| Exercise objective |
The data must be returned in full and exactly as given.

| Collected data entries |
>> BEGIN

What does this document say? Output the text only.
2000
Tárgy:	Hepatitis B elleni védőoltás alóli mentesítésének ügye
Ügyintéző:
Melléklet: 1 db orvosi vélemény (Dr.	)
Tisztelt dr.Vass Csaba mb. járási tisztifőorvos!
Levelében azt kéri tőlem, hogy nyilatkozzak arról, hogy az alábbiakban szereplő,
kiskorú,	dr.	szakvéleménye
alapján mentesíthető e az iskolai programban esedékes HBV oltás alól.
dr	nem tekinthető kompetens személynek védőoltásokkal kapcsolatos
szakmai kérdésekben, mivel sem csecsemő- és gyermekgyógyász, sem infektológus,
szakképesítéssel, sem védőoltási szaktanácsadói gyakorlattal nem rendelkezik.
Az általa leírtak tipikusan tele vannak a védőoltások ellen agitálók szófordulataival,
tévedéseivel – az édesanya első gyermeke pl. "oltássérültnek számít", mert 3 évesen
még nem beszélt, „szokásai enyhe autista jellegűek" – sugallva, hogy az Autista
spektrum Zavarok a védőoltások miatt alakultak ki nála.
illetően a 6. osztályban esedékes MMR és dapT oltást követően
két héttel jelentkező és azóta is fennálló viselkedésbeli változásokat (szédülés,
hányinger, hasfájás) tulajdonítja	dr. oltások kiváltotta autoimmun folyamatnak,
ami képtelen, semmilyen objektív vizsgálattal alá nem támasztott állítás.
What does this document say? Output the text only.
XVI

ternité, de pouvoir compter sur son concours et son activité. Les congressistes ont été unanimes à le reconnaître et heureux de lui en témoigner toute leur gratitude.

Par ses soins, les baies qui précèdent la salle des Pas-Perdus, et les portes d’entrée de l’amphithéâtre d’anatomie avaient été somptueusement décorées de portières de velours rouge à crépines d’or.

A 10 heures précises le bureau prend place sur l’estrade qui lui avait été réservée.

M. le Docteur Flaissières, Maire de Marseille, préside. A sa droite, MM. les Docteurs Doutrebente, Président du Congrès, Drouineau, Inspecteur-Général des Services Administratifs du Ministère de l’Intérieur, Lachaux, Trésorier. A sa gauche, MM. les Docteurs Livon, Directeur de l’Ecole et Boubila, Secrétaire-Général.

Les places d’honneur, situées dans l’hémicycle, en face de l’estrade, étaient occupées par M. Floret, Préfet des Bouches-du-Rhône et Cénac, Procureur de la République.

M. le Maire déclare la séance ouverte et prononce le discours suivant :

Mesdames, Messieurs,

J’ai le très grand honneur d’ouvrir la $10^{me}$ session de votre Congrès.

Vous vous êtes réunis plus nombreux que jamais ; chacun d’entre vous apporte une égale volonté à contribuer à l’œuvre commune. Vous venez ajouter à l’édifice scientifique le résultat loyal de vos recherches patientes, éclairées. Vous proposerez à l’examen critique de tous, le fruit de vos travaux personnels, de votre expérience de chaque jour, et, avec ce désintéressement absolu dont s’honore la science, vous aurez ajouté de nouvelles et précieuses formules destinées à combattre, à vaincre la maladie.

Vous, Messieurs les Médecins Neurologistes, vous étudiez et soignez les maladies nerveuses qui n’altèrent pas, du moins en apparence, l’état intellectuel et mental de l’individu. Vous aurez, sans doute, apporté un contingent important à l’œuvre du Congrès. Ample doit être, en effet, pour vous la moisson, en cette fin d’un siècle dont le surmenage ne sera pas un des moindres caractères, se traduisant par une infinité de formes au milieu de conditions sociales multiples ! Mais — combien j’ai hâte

>> END

| Answer to the task |
What does this document say? Output the text only.
2000
Tárgy:	Hepatitis B elleni védőoltás alóli mentesítésének ügye
Ügyintéző:
Melléklet: 1 db orvosi vélemény (Dr.	)
Tisztelt dr.Vass Csaba mb. járási tisztifőorvos!
Levelében azt kéri tőlem, hogy nyilatkozzak arról, hogy az alábbiakban szereplő,
kiskorú,	dr.	szakvéleménye
alapján mentesíthető e az iskolai programban esedékes HBV oltás alól.
dr	nem tekinthető kompetens személynek védőoltásokkal kapcsolatos
szakmai kérdésekben, mivel sem csecsemő- és gyermekgyógyász, sem infektológus,
szakképesítéssel, sem védőoltási szaktanácsadói gyakorlattal nem rendelkezik.
Az általa leírtak tipikusan tele vannak a védőoltások ellen agitálók szófordulataival,
tévedéseivel – az édesanya első gyermeke pl. "oltássérültnek számít", mert 3 évesen
még nem beszélt, „szokásai enyhe autista jellegűek" – sugallva, hogy az Autista
spektrum Zavarok a védőoltások miatt alakultak ki nála.
illetően a 6. osztályban esedékes MMR és dapT oltást követően
két héttel jelentkező és azóta is fennálló viselkedésbeli változásokat (szédülés,
hányinger, hasfájás) tulajdonítja	dr. oltások kiváltotta autoimmun folyamatnak,
ami képtelen, semmilyen objektív vizsgálattal alá nem támasztott állítás.
What does this document say? Output the text only.
XVI

ternité, de pouvoir compter sur son concours et son activité. Les congressistes ont été unanimes à le reconnaître et heureux de lui en témoigner toute leur gratitude.

Par ses soins, les baies qui précèdent la salle des Pas-Perdus, et les portes d’entrée de l’amphithéâtre d’anatomie avaient été somptueusement décorées de portières de velours rouge à crépines d’or.

A 10 heures précises le bureau prend place sur l’estrade qui lui avait été réservée.

M. le Docteur Flaissières, Maire de Marseille, préside. A sa droite, MM. les Docteurs Doutrebente, Président du Congrès, Drouineau, Inspecteur-Général des Services Administratifs du Ministère de l’Intérieur, Lachaux, Trésorier. A sa gauche, MM. les Docteurs Livon, Directeur de l’Ecole et Boubila, Secrétaire-Général.

Les places d’honneur, situées dans l’hémicycle, en face de l’estrade, étaient occupées par M. Floret, Préfet des Bouches-du-Rhône et Cénac, Procureur de la République.

M. le Maire déclare la séance ouverte et prononce le discours suivant :

Mesdames, Messieurs,

J’ai le très grand honneur d’ouvrir la $10^{me}$ session de votre Congrès.

Vous vous êtes réunis plus nombreux que jamais ; chacun d’entre vous apporte une égale volonté à contribuer à l’œuvre commune. Vous venez ajouter à l’édifice scientifique le résultat loyal de vos recherches patientes, éclairées. Vous proposerez à l’examen critique de tous, le fruit de vos travaux personnels, de votre expérience de chaque jour, et, avec ce désintéressement absolu dont s’honore la science, vous aurez ajouté de nouvelles et précieuses formules destinées à combattre, à vaincre la maladie.

Vous, Messieurs les Médecins Neurologistes, vous étudiez et soignez les maladies nerveuses qui n’altèrent pas, du moins en apparence, l’état intellectuel et mental de l’individu. Vous aurez, sans doute, apporté un contingent important à l’œuvre du Congrès. Ample doit être, en effet, pour vous la moisson, en cette fin d’un siècle dont le surmenage ne sera pas un des moindres caractères, se traduisant par une infinité de formes au milieu de conditions sociales multiples ! Mais — combien j’ai hâte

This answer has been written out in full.